### BRIEF
Write out the data below in full. Keep it exact.

[Items from a dataset]
━━━━━━━━━━━━━━━━━━━━━━━━━━━━━━

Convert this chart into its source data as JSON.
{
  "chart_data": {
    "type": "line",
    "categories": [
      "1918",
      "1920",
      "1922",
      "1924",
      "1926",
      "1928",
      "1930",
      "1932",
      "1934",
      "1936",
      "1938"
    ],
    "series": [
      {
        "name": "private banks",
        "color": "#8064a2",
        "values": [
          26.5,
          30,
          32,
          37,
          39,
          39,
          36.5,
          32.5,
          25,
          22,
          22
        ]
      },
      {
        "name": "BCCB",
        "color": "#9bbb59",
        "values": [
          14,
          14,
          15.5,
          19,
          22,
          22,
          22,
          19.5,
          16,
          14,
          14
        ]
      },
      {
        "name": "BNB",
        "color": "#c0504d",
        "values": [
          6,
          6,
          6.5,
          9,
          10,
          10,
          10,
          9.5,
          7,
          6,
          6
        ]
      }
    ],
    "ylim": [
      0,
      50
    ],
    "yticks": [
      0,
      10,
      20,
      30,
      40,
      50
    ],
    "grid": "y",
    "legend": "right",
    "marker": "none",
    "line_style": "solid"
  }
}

━━━━━━━━━━━━━━━━━━━━━━━━━━━━━━

### TASK OUTPUT
Convert this chart into its source data as JSON.
{
  "chart_data": {
    "type": "line",
    "categories": [
      "1918",
      "1920",
      "1922",
      "1924",
      "1926",
      "1928",
      "1930",
      "1932",
      "1934",
      "1936",
      "1938"
    ],
    "series": [
      {
        "name": "private banks",
        "color": "#8064a2",
        "values": [
          26.5,
          30,
          32,
          37,
          39,
          39,
          36.5,
          32.5,
          25,
          22,
          22
        ]
      },
      {
        "name": "BCCB",
        "color": "#9bbb59",
        "values": [
          14,
          14,
          15.5,
          19,
          22,
          22,
          22,
          19.5,
          16,
          14,
          14
        ]
      },
      {
        "name": "BNB",
        "color": "#c0504d",
        "values": [
          6,
          6,
          6.5,
          9,
          10,
          10,
          10,
          9.5,
          7,
          6,
          6
        ]
      }
    ],
    "ylim": [
      0,
      50
    ],
    "yticks": [
      0,
      10,
      20,
      30,
      40,
      50
    ],
    "grid": "y",
    "legend": "right",
    "marker": "none",
    "line_style": "solid"
  }
}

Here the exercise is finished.